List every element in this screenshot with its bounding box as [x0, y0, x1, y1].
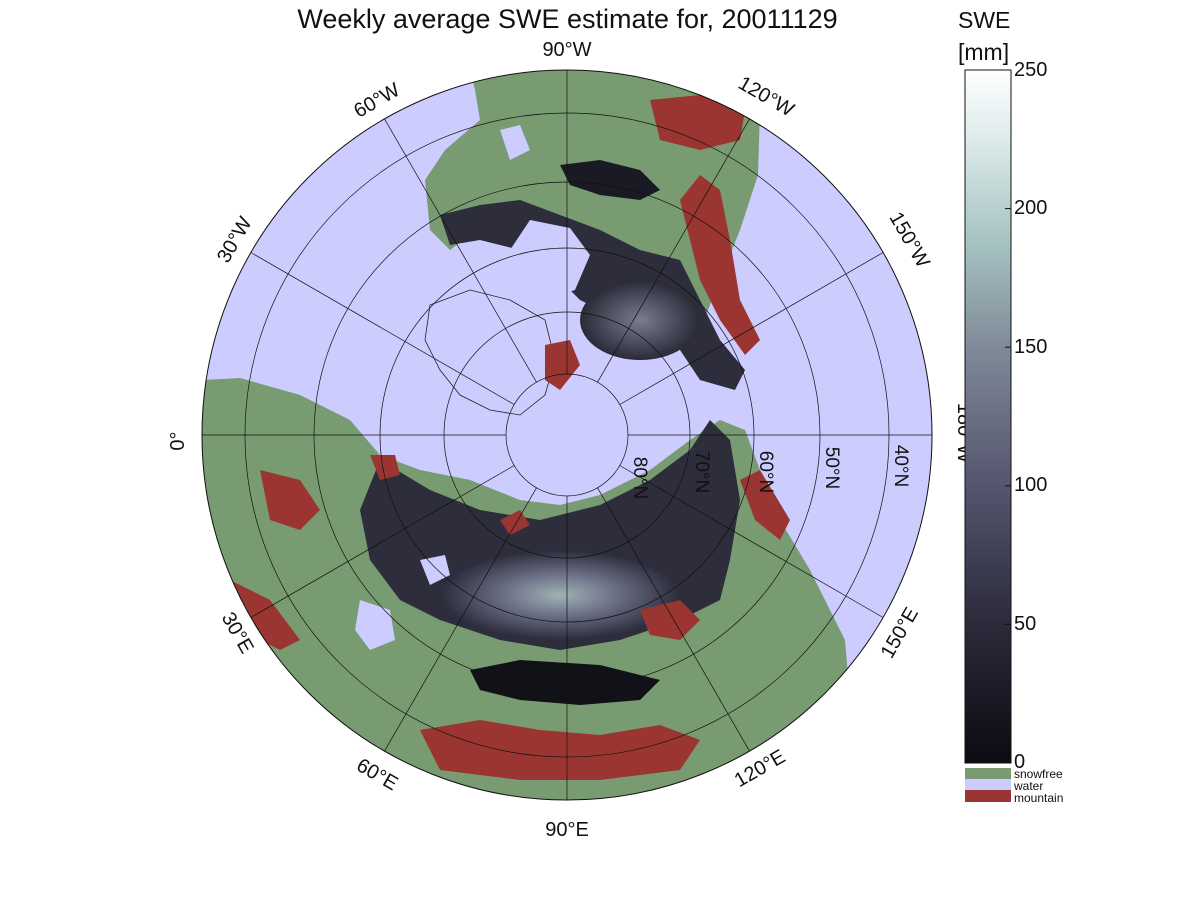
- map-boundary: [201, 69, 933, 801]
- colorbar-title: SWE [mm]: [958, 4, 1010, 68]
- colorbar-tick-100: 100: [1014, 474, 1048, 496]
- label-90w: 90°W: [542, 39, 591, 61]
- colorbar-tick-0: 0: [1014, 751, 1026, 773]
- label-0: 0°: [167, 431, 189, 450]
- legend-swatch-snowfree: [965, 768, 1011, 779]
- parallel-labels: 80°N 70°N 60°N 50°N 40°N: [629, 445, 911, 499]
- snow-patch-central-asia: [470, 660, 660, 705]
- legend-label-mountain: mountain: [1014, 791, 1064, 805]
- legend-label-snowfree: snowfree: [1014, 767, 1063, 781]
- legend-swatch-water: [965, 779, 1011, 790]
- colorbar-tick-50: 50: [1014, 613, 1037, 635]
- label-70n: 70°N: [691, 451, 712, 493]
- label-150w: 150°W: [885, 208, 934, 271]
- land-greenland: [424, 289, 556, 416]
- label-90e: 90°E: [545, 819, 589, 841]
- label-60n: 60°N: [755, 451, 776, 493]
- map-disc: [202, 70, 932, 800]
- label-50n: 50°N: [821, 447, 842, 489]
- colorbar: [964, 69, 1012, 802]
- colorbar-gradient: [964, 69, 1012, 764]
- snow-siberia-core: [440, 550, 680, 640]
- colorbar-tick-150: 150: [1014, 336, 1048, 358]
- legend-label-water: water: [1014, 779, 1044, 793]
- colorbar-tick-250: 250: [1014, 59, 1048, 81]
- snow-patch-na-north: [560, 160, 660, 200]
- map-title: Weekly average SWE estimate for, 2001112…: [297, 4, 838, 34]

▸ **Set task**
Return the entries above, starting at the line containing "- map-boundary: [201, 69, 933, 801]" and ending at the line containing "- colorbar: [964, 69, 1012, 802]", with each line copied exactly.

▸ **Answer to the problem**
- map-boundary: [201, 69, 933, 801]
- colorbar-title: SWE [mm]: [958, 4, 1010, 68]
- colorbar-tick-100: 100: [1014, 474, 1048, 496]
- label-90w: 90°W: [542, 39, 591, 61]
- colorbar-tick-0: 0: [1014, 751, 1026, 773]
- label-0: 0°: [167, 431, 189, 450]
- legend-swatch-snowfree: [965, 768, 1011, 779]
- parallel-labels: 80°N 70°N 60°N 50°N 40°N: [629, 445, 911, 499]
- snow-patch-central-asia: [470, 660, 660, 705]
- legend-label-mountain: mountain: [1014, 791, 1064, 805]
- legend-label-snowfree: snowfree: [1014, 767, 1063, 781]
- legend-swatch-water: [965, 779, 1011, 790]
- colorbar-tick-50: 50: [1014, 613, 1037, 635]
- label-70n: 70°N: [691, 451, 712, 493]
- label-150w: 150°W: [885, 208, 934, 271]
- land-greenland: [424, 289, 556, 416]
- label-90e: 90°E: [545, 819, 589, 841]
- label-60n: 60°N: [755, 451, 776, 493]
- map-disc: [202, 70, 932, 800]
- label-50n: 50°N: [821, 447, 842, 489]
- colorbar: [964, 69, 1012, 802]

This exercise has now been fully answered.